— WORK REQUEST 1 —
In the passage on infections in ITx recipients, copy the part that opens with the words containing "Finally, the major" and closes with "to this patient population.".
— WORK REQUEST 2 —
According to the passage on infections in ITx recipients, how long did antibiotic treatment take on average to clear the Cryptosporidium infection?
— WORK REQUEST 3 —
Write the next part of the passage on infections in ITx recipients, starting after its last sentence.

— PAGE EXTRACT —
Other viral infections are certainly possible, although they were not diagnosed in this population. A good argument can be made to institute rapid assay diagnostic tests for enteroviruses and calciviruses, because they have been diagnosed after ITx by other groups (13).
Cryptosporidium enteritis has been reported in the literature in five ITx recipients (9,11). In our experience, cryptosporidial organisms were easily diagnosed on H&E staining of intestinal biopsies and by direct immunofluorescent stain of stool samples. There are now several treatment options available for Cryptosporidium. We demonstrated successful and complete resolution of these infections with the combination use of paromomycin and azithromycin as is recommended in other immunosuppressed conditions (37). The average length of antibiotic treatment required to clear the infection was 58 days. One infection was associated with ACR, but others have not noted this association (9,11). Although we had success with treatment of both of our patients, immunocompromised patients with cryptosporidiosis historically show an inconsistent response to paromomycin and azithromycin combination therapy (38). Newer agents have been introduced, but the few studies using nitazoxanide (Alinia, Romark Laboratories, Tampa, FL) in immunosuppressed children (those with acquired immune deficiency syndrome) show no advantage (39). In an effort to prevent the development of this infection, we recommend that the use of untreated tap and well water be avoided for all enteral intake (40).
This is the first report of intestinal giardiasis after ITx. This infection was easily diagnosed on histopathology and was also detected using microbiologic assay. Treatment was successful with metronidazole, and we follow the same recommendations as for Cryptosporidium to prevent infections.
Finally, the major bacterial-related infection encountered was C. difficile. This again represents the first report of this infection after ITx. It is not surprising that this type of infection, which develops usually as a consequence of antimicrobial therapy, was seen in this patient population. All cases were accurately diagnosed using microbiologic enzyme immunoassay for toxins A or B. Standard supportive care as outlined is necessary, and the standard therapeutic options seem to be applicable to this patient population.

— INFORMATION SHOWN —
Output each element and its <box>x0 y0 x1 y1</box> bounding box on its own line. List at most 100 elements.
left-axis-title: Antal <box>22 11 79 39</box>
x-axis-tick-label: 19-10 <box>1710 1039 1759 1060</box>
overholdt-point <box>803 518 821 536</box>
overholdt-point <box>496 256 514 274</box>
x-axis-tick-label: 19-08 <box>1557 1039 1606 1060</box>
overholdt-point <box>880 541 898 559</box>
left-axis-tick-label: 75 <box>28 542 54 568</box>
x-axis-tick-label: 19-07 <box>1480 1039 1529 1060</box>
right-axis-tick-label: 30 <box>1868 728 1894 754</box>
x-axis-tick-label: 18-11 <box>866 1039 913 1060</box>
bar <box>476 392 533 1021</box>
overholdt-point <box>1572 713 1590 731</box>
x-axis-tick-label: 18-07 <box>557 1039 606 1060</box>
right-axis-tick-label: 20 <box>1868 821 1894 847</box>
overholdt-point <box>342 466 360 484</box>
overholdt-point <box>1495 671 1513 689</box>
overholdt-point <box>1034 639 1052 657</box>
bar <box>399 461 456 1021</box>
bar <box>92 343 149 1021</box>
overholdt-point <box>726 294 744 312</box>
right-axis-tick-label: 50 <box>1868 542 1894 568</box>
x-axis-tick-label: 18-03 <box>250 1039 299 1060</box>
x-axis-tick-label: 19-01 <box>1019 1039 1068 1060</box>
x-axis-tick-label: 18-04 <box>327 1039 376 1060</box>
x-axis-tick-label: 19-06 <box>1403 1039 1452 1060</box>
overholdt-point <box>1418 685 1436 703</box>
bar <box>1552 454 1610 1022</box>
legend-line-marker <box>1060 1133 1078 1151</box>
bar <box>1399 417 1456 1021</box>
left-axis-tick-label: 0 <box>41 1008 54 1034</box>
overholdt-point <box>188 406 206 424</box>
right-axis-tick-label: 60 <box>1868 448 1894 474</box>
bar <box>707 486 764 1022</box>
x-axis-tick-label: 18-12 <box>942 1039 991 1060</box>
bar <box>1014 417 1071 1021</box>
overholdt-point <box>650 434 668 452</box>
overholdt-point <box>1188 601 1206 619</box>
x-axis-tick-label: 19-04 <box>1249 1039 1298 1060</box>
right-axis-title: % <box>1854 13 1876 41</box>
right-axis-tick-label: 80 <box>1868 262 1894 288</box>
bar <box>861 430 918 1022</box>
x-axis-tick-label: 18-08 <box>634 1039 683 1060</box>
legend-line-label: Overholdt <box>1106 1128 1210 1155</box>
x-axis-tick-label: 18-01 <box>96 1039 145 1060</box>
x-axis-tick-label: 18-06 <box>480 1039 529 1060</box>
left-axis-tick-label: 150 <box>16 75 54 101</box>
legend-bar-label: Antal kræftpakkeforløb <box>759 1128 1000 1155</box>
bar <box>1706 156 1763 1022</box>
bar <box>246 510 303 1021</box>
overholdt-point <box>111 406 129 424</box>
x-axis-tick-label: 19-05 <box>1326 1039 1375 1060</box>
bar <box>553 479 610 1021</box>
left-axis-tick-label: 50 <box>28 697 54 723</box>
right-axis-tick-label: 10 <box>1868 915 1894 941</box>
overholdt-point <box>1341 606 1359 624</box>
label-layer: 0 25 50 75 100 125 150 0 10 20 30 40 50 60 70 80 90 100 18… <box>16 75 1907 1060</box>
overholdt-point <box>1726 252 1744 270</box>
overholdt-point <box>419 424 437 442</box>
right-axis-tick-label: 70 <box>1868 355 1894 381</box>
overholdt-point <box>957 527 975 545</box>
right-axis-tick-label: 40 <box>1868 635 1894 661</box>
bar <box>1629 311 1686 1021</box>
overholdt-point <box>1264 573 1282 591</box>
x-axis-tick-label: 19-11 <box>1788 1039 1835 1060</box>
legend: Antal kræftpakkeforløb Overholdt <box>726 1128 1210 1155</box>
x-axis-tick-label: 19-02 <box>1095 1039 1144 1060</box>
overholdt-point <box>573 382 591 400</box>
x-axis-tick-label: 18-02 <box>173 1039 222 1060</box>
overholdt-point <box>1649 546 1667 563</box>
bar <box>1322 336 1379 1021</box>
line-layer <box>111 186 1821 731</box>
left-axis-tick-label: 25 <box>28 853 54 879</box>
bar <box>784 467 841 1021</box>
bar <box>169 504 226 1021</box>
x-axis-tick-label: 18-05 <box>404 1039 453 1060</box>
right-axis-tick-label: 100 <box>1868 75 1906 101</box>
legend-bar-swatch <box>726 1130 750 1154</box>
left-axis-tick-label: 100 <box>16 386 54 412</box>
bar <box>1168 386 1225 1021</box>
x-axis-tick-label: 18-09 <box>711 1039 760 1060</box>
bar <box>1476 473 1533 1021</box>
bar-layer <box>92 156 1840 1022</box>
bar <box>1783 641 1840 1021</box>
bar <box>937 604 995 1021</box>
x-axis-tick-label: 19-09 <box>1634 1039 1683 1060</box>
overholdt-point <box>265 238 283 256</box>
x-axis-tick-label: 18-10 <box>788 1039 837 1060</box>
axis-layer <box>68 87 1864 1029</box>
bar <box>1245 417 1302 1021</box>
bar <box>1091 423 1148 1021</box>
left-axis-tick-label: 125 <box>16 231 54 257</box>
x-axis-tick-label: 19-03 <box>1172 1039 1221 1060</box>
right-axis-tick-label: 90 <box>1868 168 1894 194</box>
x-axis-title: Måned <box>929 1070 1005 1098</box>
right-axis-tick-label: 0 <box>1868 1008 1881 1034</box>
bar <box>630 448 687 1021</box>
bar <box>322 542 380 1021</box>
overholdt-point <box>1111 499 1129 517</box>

— RESPONSE AREA 1 —
Finally, the major bacterial-related infection encountered was C. difficile. This again represents the first report of this infection after ITx. It is not surprising that this type of infection, which develops usually as a consequence of antimicrobial therapy, was seen in this patient population. All cases were accurately diagnosed using microbiologic enzyme immunoassay for toxins A or B. Standard supportive care as outlined is necessary, and the standard therapeutic options seem to be applicable to this patient population.

— RESPONSE AREA 2 —
58 days

— RESPONSE AREA 3 —
We present one of the first reports on a broad range of IE after ITx. There was a preponderance of these types of infections in male children after ITx for unexplained reasons. Viral IE was the most serious infection, and approximately one third of infections were associated with rejection. Most infections responded to appropriate therapy, although two allografts were lost as a direct result of infection. On the basis of our experience, we offer the following recommendations:
- Institute surveillance including endoscopy, biopsy, and microbiologic assays promptly when allograft dysfunction occurs.
- Establish a policy for expeditious handling and microbiologic processing of all samples.
- Perform rapid diagnostic testing such as PCR, enzyme-linked immunosorbent assay, immunohistochemical staining, or shell vial assays for the diagnosis of common infections such as rotaviruses and adenoviruses.
- Send a portion of all biopsy samples to microbiology for culture and assay.
- Avoid the initiation of rejection therapy until infectious causes have been ruled out.
- During therapy for rejection or infection, assess the response to therapy frequently and periodically perform the same diagnostic assays not only to confirm therapeutic efficacy but also to ensure that an alternate process has not developed in the interim.